◆ Exercise description ◆
Copy every line of the material below word for word.

◆ Dataset entries ◆

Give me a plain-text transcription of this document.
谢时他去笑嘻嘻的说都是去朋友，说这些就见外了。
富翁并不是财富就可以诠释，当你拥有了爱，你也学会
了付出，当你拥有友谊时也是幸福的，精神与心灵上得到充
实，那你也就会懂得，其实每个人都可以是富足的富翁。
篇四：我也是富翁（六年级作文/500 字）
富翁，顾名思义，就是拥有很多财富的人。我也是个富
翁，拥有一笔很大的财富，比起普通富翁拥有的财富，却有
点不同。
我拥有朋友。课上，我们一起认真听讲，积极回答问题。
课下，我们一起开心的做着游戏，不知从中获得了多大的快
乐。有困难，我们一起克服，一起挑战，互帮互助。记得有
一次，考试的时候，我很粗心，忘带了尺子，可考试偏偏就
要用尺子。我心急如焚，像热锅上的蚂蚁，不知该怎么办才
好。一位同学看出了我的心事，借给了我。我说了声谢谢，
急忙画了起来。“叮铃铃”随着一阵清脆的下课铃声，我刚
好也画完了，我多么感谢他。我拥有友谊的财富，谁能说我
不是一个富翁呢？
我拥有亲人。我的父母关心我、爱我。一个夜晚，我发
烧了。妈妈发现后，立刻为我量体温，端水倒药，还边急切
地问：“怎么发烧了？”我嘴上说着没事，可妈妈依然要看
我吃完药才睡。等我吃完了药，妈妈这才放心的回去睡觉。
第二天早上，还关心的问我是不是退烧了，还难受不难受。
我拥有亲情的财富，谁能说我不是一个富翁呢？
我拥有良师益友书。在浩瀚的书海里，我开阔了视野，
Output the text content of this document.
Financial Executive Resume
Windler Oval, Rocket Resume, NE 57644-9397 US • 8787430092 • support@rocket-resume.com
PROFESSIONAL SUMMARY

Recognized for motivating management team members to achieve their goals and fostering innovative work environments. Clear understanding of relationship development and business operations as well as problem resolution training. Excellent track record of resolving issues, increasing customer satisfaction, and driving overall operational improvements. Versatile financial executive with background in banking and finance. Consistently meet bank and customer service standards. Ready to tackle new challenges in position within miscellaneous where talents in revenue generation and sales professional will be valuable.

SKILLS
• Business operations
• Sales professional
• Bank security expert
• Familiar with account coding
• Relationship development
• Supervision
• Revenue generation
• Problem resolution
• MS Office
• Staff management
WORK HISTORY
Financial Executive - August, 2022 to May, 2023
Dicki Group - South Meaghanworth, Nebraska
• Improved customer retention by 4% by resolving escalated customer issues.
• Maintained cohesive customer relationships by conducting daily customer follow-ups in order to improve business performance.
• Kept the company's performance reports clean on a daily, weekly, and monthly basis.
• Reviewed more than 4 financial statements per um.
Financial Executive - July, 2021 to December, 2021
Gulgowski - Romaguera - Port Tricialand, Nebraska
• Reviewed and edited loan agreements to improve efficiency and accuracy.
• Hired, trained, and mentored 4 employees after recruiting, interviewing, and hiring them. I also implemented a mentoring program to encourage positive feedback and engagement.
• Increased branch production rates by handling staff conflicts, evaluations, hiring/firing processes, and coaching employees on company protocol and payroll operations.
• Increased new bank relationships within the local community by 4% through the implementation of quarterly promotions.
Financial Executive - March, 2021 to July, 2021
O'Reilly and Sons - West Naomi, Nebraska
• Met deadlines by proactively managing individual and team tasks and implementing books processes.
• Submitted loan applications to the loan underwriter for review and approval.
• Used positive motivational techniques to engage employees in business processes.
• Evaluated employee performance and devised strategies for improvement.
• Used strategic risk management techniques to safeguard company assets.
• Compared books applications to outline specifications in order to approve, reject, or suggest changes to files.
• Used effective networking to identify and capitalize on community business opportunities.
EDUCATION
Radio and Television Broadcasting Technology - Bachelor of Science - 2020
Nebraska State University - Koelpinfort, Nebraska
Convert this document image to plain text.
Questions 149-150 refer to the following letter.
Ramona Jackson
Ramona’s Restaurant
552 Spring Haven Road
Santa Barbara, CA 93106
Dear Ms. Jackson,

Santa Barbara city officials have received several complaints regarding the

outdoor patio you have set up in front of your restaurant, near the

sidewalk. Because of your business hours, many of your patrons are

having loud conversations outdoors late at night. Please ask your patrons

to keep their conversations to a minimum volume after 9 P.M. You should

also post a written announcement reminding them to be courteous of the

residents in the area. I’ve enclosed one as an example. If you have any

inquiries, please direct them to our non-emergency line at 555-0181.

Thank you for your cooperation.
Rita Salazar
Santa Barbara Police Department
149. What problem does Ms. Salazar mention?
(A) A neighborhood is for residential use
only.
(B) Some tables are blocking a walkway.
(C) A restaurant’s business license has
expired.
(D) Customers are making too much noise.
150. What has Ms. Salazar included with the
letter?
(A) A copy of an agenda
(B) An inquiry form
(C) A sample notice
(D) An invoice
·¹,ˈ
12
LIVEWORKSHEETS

◆ Solved problem ◆
Give me a plain-text transcription of this document.
谢时他去笑嘻嘻的说都是去朋友，说这些就见外了。
富翁并不是财富就可以诠释，当你拥有了爱，你也学会
了付出，当你拥有友谊时也是幸福的，精神与心灵上得到充
实，那你也就会懂得，其实每个人都可以是富足的富翁。
篇四：我也是富翁（六年级作文/500 字）
富翁，顾名思义，就是拥有很多财富的人。我也是个富
翁，拥有一笔很大的财富，比起普通富翁拥有的财富，却有
点不同。
我拥有朋友。课上，我们一起认真听讲，积极回答问题。
课下，我们一起开心的做着游戏，不知从中获得了多大的快
乐。有困难，我们一起克服，一起挑战，互帮互助。记得有
一次，考试的时候，我很粗心，忘带了尺子，可考试偏偏就
要用尺子。我心急如焚，像热锅上的蚂蚁，不知该怎么办才
好。一位同学看出了我的心事，借给了我。我说了声谢谢，
急忙画了起来。“叮铃铃”随着一阵清脆的下课铃声，我刚
好也画完了，我多么感谢他。我拥有友谊的财富，谁能说我
不是一个富翁呢？
我拥有亲人。我的父母关心我、爱我。一个夜晚，我发
烧了。妈妈发现后，立刻为我量体温，端水倒药，还边急切
地问：“怎么发烧了？”我嘴上说着没事，可妈妈依然要看
我吃完药才睡。等我吃完了药，妈妈这才放心的回去睡觉。
第二天早上，还关心的问我是不是退烧了，还难受不难受。
我拥有亲情的财富，谁能说我不是一个富翁呢？
我拥有良师益友书。在浩瀚的书海里，我开阔了视野，
Output the text content of this document.
Financial Executive Resume
Windler Oval, Rocket Resume, NE 57644-9397 US • 8787430092 • support@rocket-resume.com
PROFESSIONAL SUMMARY

Recognized for motivating management team members to achieve their goals and fostering innovative work environments. Clear understanding of relationship development and business operations as well as problem resolution training. Excellent track record of resolving issues, increasing customer satisfaction, and driving overall operational improvements. Versatile financial executive with background in banking and finance. Consistently meet bank and customer service standards. Ready to tackle new challenges in position within miscellaneous where talents in revenue generation and sales professional will be valuable.

SKILLS
• Business operations
• Sales professional
• Bank security expert
• Familiar with account coding
• Relationship development
• Supervision
• Revenue generation
• Problem resolution
• MS Office
• Staff management
WORK HISTORY
Financial Executive - August, 2022 to May, 2023
Dicki Group - South Meaghanworth, Nebraska
• Improved customer retention by 4% by resolving escalated customer issues.
• Maintained cohesive customer relationships by conducting daily customer follow-ups in order to improve business performance.
• Kept the company's performance reports clean on a daily, weekly, and monthly basis.
• Reviewed more than 4 financial statements per um.
Financial Executive - July, 2021 to December, 2021
Gulgowski - Romaguera - Port Tricialand, Nebraska
• Reviewed and edited loan agreements to improve efficiency and accuracy.
• Hired, trained, and mentored 4 employees after recruiting, interviewing, and hiring them. I also implemented a mentoring program to encourage positive feedback and engagement.
• Increased branch production rates by handling staff conflicts, evaluations, hiring/firing processes, and coaching employees on company protocol and payroll operations.
• Increased new bank relationships within the local community by 4% through the implementation of quarterly promotions.
Financial Executive - March, 2021 to July, 2021
O'Reilly and Sons - West Naomi, Nebraska
• Met deadlines by proactively managing individual and team tasks and implementing books processes.
• Submitted loan applications to the loan underwriter for review and approval.
• Used positive motivational techniques to engage employees in business processes.
• Evaluated employee performance and devised strategies for improvement.
• Used strategic risk management techniques to safeguard company assets.
• Compared books applications to outline specifications in order to approve, reject, or suggest changes to files.
• Used effective networking to identify and capitalize on community business opportunities.
EDUCATION
Radio and Television Broadcasting Technology - Bachelor of Science - 2020
Nebraska State University - Koelpinfort, Nebraska
Convert this document image to plain text.
Questions 149-150 refer to the following letter.
Ramona Jackson
Ramona’s Restaurant
552 Spring Haven Road
Santa Barbara, CA 93106
Dear Ms. Jackson,

Santa Barbara city officials have received several complaints regarding the

outdoor patio you have set up in front of your restaurant, near the

sidewalk. Because of your business hours, many of your patrons are

having loud conversations outdoors late at night. Please ask your patrons

to keep their conversations to a minimum volume after 9 P.M. You should

also post a written announcement reminding them to be courteous of the

residents in the area. I’ve enclosed one as an example. If you have any

inquiries, please direct them to our non-emergency line at 555-0181.

Thank you for your cooperation.
Rita Salazar
Santa Barbara Police Department
149. What problem does Ms. Salazar mention?
(A) A neighborhood is for residential use
only.
(B) Some tables are blocking a walkway.
(C) A restaurant’s business license has
expired.
(D) Customers are making too much noise.
150. What has Ms. Salazar included with the
letter?
(A) A copy of an agenda
(B) An inquiry form
(C) A sample notice
(D) An invoice
·¹,ˈ
12
LIVEWORKSHEETS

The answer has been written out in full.